> **Task**
Show all lines from the data that include the word "Percent".

> **Records shown**

____________

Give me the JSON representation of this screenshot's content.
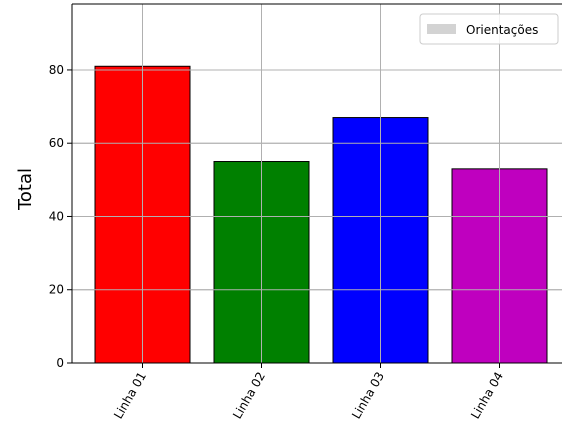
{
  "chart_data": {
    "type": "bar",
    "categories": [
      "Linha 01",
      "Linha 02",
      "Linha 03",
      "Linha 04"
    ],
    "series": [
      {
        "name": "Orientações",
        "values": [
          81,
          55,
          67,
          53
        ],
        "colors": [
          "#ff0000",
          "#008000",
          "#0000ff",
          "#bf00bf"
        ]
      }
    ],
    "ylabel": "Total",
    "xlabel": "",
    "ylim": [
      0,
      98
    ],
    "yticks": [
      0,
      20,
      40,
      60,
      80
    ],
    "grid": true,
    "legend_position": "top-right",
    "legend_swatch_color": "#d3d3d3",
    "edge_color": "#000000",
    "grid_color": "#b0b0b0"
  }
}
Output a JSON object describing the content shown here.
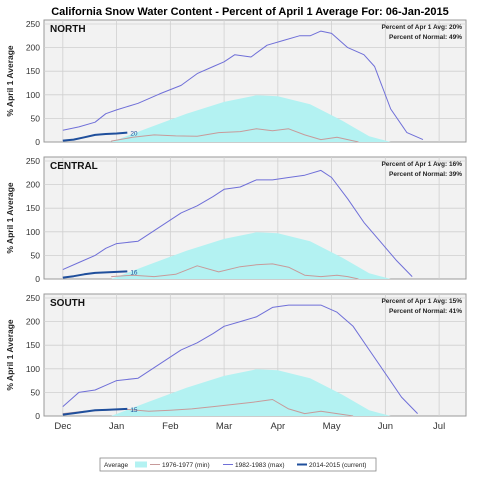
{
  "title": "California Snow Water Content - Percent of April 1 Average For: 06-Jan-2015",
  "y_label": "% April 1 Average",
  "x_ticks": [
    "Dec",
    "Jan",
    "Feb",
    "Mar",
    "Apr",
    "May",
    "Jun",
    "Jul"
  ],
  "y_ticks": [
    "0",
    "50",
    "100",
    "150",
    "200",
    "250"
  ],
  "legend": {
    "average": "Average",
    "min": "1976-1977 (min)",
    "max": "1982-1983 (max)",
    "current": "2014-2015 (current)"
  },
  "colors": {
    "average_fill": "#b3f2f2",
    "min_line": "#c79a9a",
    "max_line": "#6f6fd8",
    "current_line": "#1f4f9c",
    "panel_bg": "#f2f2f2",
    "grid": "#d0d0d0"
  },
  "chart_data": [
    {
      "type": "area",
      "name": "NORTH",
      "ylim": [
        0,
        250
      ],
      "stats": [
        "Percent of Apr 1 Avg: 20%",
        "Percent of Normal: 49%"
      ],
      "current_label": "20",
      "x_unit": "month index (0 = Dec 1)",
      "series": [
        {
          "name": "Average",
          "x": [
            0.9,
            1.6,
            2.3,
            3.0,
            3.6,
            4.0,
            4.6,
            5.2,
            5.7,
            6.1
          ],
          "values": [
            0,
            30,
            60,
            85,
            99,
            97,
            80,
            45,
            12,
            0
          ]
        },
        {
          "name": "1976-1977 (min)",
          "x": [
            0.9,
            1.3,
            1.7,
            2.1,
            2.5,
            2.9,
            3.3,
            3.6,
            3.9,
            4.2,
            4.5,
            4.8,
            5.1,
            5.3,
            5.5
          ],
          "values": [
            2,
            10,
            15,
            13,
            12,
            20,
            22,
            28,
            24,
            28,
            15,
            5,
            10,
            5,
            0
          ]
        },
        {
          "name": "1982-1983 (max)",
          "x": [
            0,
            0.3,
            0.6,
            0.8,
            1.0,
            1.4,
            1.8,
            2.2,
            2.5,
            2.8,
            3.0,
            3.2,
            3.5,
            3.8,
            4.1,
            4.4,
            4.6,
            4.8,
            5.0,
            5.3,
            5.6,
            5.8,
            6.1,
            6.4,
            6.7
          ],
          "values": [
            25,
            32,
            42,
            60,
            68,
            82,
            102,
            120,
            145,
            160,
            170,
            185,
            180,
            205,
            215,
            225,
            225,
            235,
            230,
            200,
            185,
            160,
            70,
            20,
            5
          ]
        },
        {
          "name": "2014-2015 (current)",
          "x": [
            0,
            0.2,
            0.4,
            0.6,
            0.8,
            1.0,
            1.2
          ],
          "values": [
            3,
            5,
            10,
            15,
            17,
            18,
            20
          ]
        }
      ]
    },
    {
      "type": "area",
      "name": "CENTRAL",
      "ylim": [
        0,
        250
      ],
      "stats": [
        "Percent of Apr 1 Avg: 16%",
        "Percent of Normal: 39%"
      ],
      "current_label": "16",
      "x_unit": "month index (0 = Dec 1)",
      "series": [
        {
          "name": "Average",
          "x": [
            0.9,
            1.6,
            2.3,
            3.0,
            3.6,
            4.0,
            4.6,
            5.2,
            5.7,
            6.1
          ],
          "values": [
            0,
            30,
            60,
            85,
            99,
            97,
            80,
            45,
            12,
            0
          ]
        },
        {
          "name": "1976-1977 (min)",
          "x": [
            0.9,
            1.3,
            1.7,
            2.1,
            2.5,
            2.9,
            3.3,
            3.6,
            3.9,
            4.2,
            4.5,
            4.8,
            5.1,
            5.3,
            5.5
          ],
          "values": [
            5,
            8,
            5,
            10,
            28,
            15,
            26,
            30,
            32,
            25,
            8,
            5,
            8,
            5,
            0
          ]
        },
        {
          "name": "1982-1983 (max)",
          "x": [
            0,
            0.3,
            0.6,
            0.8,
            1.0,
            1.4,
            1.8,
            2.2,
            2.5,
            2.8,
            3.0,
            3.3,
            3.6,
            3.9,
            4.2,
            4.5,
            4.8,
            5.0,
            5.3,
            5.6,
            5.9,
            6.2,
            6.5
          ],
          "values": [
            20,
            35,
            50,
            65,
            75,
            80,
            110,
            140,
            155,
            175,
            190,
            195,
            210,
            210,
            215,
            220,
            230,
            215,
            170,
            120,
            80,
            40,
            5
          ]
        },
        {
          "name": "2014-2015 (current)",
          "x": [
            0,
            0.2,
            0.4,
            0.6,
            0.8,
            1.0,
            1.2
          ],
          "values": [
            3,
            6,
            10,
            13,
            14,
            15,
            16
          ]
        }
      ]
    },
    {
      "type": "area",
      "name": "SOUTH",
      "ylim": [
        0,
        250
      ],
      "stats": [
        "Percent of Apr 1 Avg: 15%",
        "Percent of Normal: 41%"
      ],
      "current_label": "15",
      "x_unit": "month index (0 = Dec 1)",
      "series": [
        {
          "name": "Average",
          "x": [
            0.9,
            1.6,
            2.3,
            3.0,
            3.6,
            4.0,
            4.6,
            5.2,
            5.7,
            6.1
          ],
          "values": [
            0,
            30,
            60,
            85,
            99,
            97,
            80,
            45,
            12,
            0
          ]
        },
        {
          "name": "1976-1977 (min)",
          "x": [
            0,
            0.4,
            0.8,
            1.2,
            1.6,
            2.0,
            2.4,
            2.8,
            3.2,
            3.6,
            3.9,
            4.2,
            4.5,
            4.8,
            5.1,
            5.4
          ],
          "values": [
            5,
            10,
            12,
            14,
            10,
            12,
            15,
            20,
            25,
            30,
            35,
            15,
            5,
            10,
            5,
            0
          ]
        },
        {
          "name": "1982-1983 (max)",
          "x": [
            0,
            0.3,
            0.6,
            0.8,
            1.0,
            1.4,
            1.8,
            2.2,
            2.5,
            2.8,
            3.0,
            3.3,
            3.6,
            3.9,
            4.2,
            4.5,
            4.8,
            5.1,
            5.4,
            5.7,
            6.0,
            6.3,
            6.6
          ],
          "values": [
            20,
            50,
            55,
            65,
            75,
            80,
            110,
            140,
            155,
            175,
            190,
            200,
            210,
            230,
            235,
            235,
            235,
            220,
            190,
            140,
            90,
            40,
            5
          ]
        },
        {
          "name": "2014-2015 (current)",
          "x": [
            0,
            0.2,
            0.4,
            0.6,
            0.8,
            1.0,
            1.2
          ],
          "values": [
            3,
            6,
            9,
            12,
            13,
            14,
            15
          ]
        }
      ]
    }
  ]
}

____________

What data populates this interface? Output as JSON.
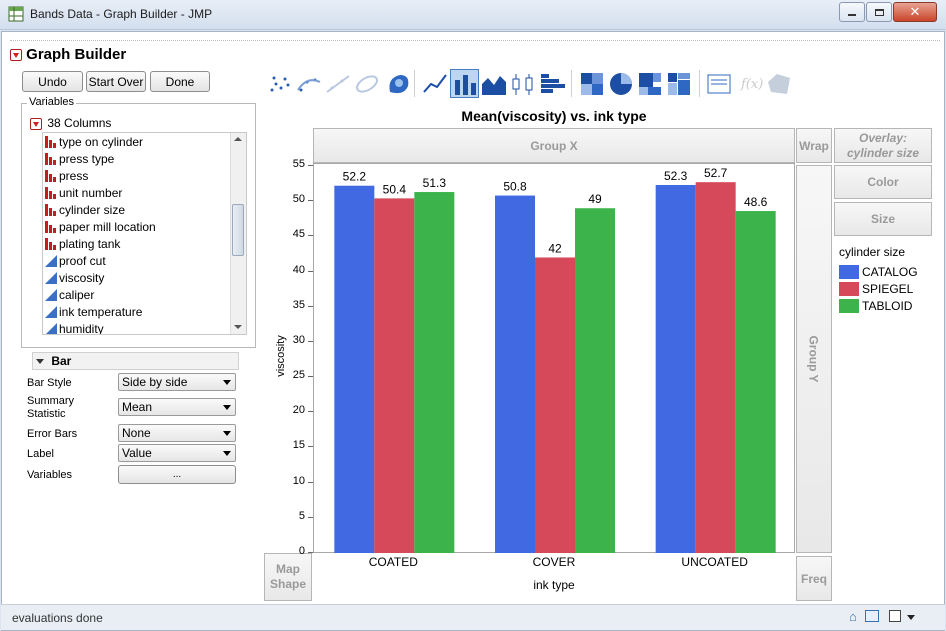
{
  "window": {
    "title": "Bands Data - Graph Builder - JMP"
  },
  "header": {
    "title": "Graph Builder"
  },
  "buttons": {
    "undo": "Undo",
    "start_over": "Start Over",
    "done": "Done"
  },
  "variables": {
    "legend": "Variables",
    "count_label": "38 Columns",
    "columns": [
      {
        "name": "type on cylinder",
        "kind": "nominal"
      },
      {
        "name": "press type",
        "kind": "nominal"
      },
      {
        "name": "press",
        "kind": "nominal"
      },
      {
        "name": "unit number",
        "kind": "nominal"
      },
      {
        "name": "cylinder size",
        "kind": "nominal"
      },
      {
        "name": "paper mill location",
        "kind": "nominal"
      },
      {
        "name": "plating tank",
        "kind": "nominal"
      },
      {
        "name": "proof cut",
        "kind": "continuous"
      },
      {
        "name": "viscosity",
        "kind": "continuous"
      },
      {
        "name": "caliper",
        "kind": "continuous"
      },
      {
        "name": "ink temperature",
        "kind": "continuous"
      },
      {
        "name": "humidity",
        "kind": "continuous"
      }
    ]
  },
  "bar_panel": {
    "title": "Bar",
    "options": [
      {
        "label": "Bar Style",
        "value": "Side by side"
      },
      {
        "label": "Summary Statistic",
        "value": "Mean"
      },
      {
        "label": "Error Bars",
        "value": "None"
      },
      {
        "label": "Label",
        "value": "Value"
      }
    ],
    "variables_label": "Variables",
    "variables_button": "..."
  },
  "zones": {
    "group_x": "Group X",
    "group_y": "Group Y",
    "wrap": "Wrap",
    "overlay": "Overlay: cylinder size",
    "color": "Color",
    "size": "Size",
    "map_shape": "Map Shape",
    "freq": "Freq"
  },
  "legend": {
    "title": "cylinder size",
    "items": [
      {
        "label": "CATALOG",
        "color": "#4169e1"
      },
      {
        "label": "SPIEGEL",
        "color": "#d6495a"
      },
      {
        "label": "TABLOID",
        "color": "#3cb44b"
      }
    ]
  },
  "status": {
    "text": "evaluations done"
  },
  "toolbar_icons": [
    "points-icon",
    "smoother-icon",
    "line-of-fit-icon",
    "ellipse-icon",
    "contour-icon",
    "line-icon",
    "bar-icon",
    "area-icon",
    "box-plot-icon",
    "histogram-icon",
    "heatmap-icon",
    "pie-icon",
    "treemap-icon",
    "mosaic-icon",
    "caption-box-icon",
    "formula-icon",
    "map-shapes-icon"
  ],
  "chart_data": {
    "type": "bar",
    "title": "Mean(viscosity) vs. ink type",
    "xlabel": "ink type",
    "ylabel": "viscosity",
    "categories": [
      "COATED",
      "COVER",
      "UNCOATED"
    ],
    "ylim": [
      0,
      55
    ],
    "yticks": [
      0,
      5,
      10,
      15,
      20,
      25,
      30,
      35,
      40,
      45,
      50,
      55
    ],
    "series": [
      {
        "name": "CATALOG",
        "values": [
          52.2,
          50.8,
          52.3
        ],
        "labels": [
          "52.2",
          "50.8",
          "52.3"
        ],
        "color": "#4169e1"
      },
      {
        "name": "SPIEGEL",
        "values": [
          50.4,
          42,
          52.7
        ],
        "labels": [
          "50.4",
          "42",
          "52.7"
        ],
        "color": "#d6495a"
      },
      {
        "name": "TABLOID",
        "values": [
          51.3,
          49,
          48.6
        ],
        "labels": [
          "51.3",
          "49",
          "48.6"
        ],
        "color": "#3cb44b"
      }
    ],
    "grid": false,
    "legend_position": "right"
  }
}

____________

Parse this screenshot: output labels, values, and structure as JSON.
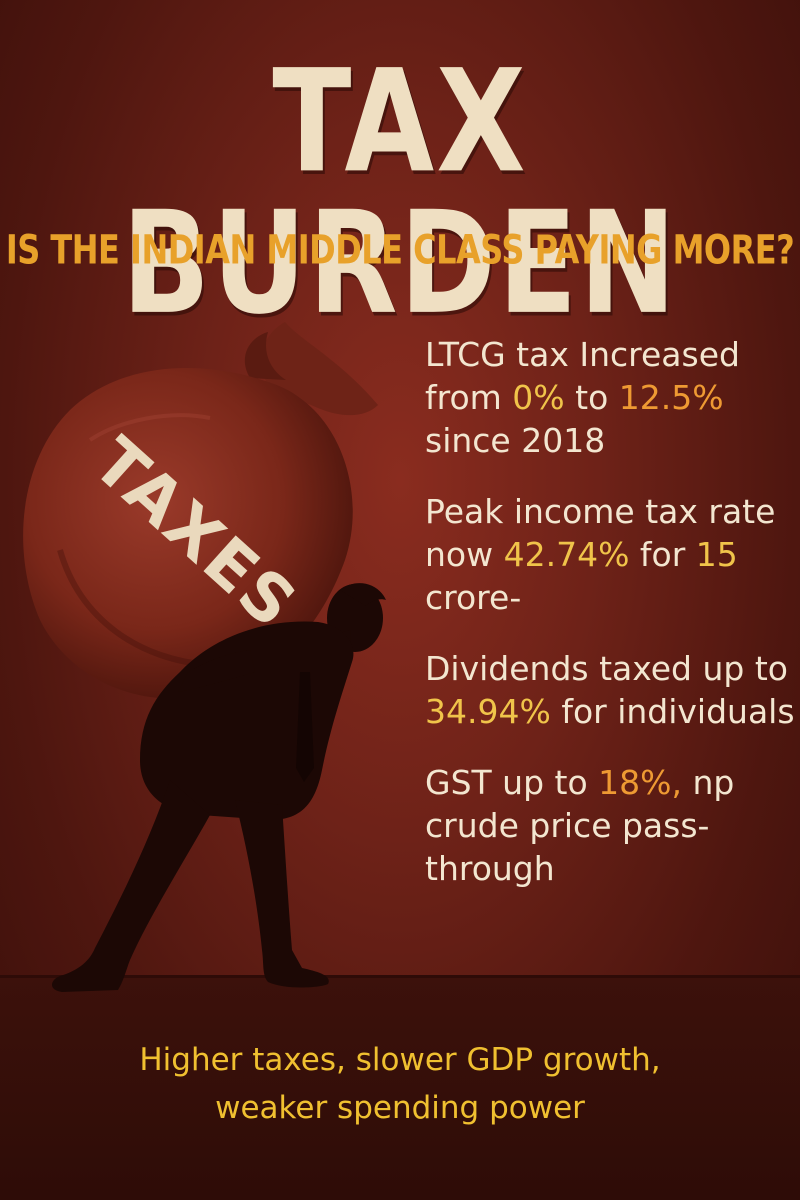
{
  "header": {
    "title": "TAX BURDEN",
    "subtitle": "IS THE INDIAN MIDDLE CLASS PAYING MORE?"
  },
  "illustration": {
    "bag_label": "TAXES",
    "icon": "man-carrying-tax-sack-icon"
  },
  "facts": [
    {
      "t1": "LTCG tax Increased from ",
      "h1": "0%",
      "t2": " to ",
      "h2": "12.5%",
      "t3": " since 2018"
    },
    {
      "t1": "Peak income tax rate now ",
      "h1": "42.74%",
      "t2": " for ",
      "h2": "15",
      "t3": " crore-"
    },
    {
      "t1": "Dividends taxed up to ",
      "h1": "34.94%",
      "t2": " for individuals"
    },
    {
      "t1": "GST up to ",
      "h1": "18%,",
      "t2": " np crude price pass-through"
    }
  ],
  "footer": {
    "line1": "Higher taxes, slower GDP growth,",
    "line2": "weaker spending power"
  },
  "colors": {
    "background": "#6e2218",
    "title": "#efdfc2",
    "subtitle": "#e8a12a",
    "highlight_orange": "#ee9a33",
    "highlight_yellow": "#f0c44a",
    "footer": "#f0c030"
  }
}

____________

> **Answer for the task**
  "title": "California Snow Water Content - Percent of April 1 Average For: 06-Jan-2015",
        "Percent of Apr 1 Avg: 20%",
        "Percent of Normal: 49%"
        "Percent of Apr 1 Avg: 16%",
        "Percent of Normal: 39%"
        "Percent of Apr 1 Avg: 15%",
        "Percent of Normal: 41%"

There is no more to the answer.